- _WORK REQUIRED_
Collect every line below that contains the word "Faire".

:: MATERIAL FOR THIS EXERCISE

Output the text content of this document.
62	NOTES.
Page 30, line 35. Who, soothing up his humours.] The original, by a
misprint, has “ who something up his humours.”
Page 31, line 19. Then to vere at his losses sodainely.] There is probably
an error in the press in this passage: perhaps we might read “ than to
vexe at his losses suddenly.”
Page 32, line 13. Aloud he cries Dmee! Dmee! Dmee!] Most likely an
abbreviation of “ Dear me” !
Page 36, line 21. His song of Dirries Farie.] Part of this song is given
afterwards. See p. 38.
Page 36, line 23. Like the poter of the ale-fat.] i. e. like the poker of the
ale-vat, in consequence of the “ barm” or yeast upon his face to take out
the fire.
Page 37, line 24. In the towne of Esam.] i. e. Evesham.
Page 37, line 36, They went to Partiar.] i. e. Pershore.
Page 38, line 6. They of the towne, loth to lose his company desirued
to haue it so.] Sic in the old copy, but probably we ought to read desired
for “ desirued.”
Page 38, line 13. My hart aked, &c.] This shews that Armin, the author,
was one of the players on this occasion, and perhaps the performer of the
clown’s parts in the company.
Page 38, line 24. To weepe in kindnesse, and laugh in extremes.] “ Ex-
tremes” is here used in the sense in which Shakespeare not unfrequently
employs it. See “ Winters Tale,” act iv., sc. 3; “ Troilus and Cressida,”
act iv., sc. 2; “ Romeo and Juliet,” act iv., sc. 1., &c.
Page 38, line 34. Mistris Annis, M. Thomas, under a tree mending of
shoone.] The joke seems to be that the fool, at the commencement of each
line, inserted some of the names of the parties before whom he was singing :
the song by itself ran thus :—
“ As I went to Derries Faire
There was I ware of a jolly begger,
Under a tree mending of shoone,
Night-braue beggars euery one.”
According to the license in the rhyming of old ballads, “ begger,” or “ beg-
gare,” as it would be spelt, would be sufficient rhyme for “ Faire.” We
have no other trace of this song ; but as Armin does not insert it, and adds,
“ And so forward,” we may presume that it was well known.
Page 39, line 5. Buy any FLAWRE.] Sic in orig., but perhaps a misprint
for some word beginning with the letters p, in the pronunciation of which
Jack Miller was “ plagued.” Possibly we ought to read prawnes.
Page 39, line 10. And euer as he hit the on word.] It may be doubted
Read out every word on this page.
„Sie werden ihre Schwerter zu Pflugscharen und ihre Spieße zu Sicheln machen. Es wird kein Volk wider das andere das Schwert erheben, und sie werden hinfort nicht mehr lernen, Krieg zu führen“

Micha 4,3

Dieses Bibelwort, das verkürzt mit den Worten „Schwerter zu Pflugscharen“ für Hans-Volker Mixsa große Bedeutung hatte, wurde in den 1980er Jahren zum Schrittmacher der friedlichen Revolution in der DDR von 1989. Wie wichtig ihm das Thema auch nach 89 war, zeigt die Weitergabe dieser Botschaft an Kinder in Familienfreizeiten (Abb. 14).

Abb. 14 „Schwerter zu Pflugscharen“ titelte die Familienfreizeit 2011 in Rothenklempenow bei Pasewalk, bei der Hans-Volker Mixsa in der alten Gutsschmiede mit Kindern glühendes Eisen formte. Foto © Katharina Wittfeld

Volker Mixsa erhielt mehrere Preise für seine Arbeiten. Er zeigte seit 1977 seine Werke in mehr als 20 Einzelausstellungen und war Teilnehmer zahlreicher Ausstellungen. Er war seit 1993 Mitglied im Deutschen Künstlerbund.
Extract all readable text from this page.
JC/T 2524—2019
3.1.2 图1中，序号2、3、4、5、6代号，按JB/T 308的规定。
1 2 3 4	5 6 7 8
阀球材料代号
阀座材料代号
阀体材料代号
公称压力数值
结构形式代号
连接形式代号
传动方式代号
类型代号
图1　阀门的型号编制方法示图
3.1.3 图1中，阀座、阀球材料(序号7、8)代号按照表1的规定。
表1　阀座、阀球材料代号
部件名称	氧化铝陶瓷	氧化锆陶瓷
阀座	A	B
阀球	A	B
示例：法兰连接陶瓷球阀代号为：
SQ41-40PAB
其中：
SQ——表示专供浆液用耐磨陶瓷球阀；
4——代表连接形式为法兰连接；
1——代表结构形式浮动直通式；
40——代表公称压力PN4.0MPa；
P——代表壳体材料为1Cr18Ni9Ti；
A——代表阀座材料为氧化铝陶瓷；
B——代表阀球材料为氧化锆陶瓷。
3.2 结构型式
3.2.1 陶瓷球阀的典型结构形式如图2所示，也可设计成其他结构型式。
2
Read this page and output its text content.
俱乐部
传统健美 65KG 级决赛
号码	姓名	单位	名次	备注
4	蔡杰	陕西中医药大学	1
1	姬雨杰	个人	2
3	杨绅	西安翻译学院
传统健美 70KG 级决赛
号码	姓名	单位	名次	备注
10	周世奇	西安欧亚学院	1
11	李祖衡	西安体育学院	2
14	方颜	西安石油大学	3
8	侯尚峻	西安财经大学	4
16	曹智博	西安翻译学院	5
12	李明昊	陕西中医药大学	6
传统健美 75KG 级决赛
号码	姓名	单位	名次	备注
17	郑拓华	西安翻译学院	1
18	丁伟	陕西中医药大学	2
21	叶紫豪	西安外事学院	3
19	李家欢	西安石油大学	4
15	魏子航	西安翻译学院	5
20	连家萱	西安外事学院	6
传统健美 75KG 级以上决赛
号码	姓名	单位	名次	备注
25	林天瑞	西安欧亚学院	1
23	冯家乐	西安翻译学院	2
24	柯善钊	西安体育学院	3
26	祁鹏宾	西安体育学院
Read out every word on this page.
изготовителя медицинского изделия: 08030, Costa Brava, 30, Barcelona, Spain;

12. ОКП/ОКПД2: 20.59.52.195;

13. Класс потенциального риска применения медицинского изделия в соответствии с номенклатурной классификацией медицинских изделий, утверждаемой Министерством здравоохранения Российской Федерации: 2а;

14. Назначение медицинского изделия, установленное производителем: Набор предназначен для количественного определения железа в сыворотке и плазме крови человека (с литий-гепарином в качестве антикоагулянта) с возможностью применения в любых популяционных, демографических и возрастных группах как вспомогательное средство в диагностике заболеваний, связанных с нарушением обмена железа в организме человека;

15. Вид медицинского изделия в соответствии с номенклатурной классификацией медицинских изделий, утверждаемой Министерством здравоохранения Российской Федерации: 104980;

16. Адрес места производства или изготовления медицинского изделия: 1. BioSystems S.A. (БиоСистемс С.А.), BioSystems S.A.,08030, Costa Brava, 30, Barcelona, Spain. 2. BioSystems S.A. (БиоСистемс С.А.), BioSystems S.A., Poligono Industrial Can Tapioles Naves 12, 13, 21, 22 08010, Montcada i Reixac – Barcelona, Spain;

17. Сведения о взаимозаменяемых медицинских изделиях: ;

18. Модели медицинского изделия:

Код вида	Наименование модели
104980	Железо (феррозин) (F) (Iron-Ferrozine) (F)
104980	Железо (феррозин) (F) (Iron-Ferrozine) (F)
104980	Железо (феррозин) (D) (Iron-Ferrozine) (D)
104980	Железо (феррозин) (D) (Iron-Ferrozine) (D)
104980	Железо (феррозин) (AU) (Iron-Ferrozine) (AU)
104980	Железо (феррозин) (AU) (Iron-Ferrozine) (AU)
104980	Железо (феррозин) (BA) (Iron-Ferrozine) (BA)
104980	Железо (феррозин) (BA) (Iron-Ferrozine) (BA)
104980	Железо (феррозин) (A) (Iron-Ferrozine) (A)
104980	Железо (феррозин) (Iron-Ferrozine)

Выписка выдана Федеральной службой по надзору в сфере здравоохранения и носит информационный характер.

::::

- _EXERCISE OUTPUT_
“ As I went to Derries Faire
gare,” as it would be spelt, would be sufficient rhyme for “ Faire.” We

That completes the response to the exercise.